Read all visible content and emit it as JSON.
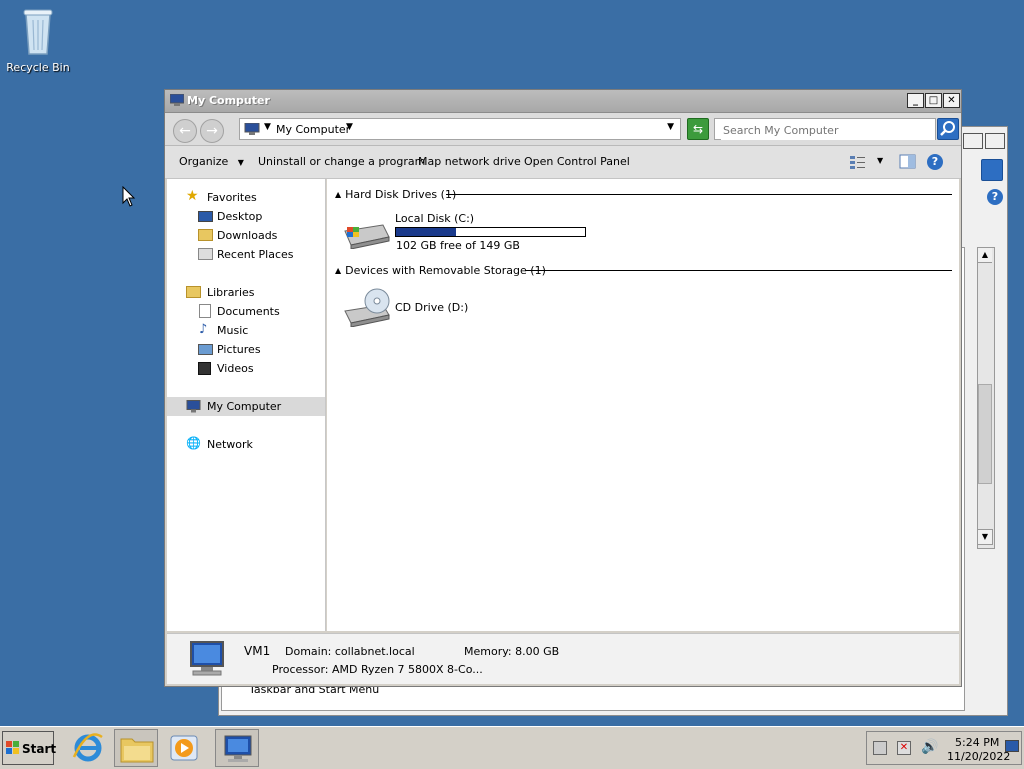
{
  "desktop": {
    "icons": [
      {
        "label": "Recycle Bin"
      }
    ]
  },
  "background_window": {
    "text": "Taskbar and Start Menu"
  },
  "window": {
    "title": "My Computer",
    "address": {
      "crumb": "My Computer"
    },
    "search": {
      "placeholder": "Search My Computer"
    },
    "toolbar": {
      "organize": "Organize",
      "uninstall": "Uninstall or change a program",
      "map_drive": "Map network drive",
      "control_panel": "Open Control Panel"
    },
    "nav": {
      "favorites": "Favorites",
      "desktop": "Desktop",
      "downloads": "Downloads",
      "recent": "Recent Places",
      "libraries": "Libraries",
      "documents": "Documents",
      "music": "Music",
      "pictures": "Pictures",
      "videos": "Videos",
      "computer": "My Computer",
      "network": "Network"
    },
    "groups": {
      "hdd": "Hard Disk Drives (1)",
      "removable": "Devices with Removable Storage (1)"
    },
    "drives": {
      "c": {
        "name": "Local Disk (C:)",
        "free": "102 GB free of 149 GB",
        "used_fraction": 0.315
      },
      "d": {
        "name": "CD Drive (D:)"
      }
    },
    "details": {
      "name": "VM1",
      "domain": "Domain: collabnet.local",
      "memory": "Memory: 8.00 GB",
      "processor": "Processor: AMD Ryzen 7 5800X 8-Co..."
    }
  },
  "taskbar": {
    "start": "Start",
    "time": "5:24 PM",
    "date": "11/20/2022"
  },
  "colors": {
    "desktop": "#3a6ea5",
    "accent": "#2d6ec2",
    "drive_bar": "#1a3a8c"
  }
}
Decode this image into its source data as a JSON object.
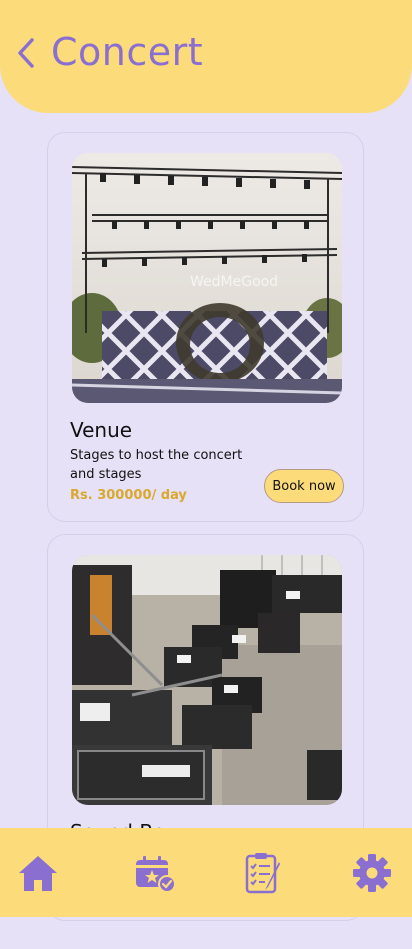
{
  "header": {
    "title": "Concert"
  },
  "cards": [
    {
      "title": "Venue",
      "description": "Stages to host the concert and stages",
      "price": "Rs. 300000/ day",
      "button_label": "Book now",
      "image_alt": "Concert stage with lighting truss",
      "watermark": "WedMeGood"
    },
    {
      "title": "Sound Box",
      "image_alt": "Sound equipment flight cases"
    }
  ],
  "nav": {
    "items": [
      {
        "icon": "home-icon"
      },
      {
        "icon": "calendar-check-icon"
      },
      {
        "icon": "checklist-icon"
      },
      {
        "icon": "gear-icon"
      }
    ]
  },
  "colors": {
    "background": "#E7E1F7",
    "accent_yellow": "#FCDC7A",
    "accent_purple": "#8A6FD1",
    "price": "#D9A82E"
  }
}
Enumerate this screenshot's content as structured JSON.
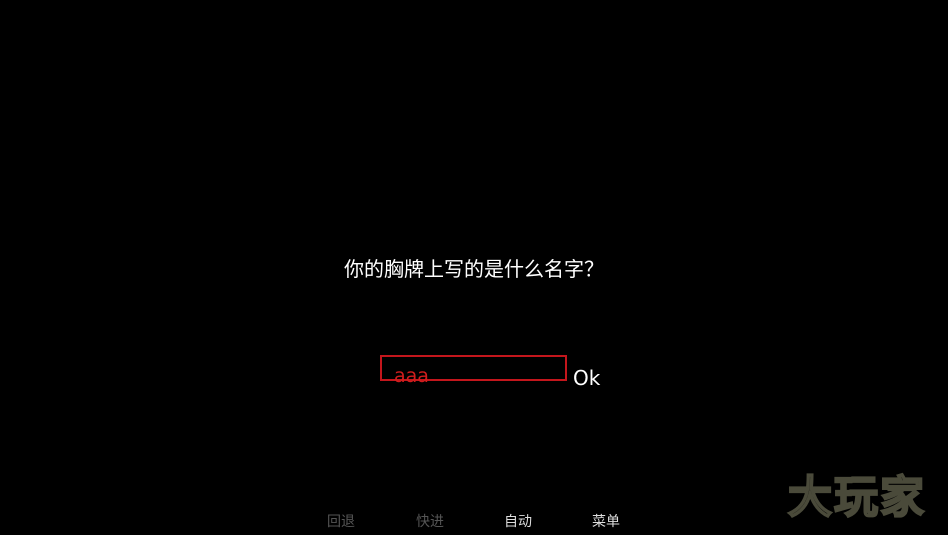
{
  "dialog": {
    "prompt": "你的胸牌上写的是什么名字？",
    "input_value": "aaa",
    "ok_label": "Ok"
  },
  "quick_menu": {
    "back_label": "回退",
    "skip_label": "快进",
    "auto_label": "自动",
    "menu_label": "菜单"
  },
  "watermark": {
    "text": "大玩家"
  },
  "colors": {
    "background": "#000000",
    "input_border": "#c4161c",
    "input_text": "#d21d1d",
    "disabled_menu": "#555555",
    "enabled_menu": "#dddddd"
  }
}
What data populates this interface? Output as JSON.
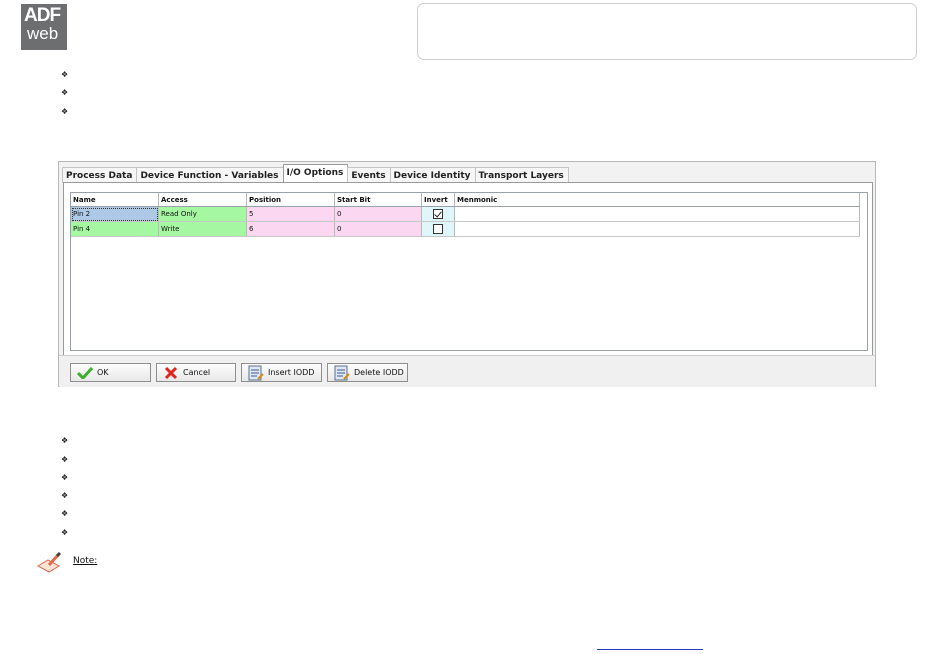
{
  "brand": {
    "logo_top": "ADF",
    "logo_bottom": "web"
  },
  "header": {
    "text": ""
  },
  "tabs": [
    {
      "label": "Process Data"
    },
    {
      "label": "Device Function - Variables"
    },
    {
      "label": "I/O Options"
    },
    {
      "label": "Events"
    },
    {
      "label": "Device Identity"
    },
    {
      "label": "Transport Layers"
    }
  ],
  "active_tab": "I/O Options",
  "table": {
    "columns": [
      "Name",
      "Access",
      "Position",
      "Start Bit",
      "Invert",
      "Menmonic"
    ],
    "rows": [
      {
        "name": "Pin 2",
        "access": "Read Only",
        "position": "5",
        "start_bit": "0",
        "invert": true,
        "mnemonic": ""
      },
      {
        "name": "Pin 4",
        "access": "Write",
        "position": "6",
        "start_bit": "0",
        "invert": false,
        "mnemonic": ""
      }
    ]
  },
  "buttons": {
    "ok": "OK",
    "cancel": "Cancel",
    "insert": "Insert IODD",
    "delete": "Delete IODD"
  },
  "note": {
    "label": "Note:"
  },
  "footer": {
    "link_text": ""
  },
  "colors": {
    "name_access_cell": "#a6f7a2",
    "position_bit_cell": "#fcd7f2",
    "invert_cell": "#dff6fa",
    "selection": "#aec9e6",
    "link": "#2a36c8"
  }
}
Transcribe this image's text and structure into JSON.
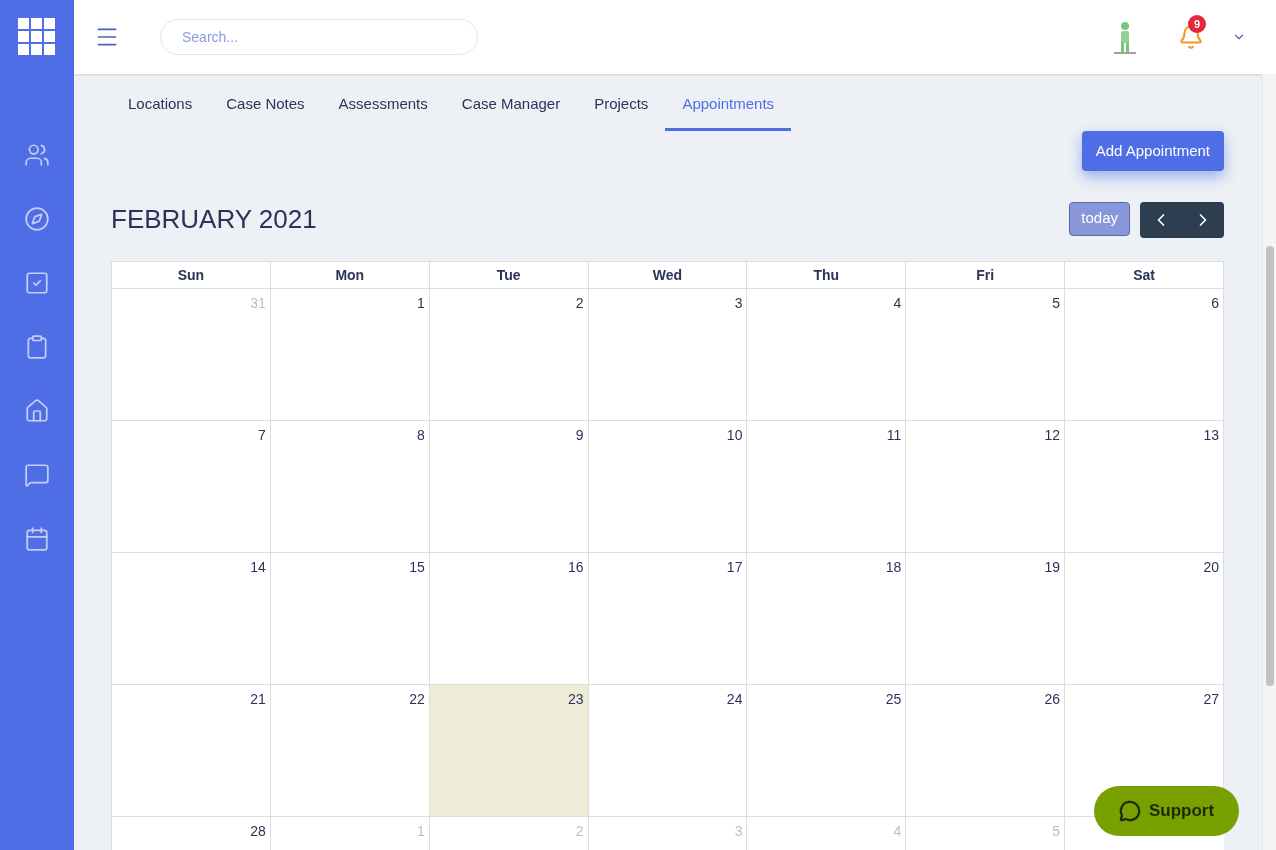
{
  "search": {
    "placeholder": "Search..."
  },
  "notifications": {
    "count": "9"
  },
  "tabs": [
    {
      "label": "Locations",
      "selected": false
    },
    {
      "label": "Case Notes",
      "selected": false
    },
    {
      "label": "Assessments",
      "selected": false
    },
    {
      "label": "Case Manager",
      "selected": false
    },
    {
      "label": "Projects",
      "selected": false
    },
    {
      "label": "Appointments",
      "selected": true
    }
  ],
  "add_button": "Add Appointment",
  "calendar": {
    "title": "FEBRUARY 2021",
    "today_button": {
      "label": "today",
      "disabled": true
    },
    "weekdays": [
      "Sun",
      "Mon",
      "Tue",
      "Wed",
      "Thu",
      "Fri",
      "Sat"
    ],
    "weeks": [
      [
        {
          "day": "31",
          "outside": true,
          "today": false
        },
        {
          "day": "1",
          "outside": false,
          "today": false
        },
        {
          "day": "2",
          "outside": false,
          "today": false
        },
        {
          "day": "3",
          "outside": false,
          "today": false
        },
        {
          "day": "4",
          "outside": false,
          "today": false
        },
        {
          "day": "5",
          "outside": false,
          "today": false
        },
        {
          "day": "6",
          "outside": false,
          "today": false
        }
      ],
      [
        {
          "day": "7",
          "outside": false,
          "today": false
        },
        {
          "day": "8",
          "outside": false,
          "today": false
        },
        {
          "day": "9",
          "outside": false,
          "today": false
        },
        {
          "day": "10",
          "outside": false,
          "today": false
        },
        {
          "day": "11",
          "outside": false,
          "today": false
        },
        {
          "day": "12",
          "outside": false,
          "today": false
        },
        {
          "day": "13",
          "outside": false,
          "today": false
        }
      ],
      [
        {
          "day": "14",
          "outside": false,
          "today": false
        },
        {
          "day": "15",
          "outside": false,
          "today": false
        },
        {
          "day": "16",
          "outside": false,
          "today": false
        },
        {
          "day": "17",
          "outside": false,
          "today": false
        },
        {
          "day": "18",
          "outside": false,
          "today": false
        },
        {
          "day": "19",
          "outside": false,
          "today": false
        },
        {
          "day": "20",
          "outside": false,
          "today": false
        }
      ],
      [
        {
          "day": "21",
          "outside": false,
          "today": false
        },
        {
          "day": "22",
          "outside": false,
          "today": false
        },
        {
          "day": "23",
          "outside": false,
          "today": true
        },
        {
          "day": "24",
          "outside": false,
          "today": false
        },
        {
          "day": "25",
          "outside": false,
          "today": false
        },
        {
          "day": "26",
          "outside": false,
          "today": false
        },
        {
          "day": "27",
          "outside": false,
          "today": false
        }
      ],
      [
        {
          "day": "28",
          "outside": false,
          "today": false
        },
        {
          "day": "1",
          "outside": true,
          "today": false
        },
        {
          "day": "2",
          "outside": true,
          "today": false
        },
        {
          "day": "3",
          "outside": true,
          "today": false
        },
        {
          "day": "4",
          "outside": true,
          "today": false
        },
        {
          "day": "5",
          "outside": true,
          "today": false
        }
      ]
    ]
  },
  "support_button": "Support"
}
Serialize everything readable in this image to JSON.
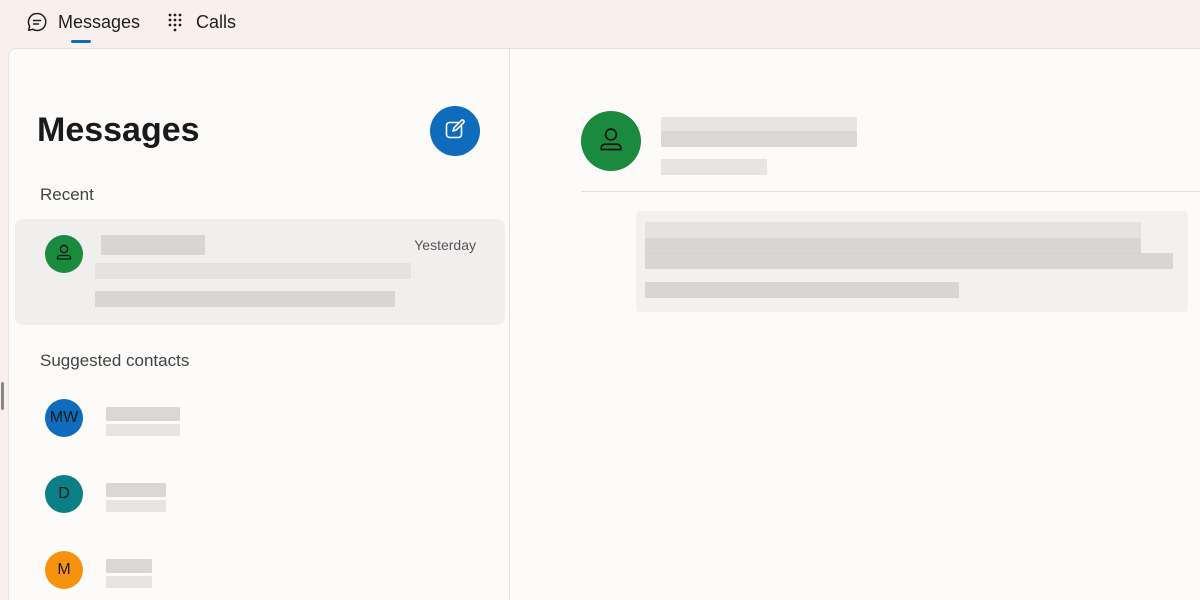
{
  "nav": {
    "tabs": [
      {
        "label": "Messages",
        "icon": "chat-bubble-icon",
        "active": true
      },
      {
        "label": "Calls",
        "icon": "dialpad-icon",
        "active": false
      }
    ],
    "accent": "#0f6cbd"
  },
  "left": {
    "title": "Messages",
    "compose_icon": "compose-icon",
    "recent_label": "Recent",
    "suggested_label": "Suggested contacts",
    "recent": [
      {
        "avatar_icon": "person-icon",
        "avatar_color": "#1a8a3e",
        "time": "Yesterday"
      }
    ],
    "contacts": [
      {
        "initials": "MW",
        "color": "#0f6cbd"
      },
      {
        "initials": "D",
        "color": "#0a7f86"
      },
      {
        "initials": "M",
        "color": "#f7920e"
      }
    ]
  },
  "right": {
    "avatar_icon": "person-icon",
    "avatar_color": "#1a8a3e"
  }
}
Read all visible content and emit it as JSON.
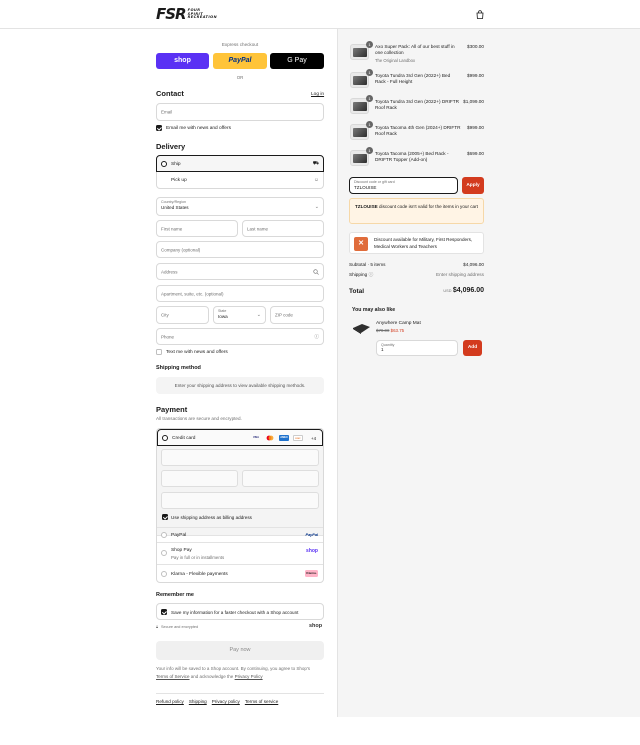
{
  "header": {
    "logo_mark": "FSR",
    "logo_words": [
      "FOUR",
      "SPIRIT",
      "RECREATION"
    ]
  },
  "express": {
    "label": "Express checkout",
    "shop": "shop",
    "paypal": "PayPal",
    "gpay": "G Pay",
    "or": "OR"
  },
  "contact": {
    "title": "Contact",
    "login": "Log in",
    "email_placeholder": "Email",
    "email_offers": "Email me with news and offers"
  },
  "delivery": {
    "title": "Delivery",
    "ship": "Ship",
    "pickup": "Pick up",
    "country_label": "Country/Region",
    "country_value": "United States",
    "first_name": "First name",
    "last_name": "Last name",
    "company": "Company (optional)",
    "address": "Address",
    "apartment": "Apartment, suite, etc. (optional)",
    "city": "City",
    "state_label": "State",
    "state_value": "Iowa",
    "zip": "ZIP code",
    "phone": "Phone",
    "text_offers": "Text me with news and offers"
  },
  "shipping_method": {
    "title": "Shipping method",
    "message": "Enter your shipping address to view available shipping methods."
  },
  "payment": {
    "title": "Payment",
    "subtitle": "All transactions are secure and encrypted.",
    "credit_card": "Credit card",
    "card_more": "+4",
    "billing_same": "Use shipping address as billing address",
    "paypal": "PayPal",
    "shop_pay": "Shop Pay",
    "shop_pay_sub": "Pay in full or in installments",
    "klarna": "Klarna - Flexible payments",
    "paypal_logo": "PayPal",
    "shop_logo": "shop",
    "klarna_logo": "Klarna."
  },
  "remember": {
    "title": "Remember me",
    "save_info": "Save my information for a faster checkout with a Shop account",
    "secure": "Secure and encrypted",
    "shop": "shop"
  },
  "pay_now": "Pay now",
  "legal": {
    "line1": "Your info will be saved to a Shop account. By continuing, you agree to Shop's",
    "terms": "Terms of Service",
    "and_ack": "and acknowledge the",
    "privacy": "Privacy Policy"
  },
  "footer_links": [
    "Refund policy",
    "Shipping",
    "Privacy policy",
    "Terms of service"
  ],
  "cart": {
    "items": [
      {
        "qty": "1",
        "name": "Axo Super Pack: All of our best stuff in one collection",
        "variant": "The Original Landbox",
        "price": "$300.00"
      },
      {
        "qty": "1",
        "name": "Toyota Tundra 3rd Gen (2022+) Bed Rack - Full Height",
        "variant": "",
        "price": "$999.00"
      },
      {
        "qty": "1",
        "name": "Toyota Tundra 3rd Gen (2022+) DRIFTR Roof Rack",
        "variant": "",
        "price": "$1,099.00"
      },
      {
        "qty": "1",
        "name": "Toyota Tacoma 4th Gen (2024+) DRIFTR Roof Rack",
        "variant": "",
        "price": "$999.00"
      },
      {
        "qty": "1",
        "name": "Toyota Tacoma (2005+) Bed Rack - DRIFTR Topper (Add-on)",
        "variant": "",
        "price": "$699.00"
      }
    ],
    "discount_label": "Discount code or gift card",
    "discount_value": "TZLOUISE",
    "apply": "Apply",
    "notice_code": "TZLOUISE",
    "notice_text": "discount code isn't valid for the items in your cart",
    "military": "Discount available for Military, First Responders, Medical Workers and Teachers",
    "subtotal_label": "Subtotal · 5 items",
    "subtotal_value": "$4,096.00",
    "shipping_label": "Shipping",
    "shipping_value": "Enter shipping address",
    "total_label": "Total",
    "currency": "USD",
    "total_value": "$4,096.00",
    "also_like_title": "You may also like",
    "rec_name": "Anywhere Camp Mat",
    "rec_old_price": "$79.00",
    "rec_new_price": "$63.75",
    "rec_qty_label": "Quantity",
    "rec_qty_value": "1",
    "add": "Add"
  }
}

- **WHAT IS REQUIRED**: Only lines that contain the word "Disk" are wanted; copy each of them.

- **FULL ANSWER**:
      "hdd": "Hard Disk Drives (1)",
        "name": "Local Disk (C:)",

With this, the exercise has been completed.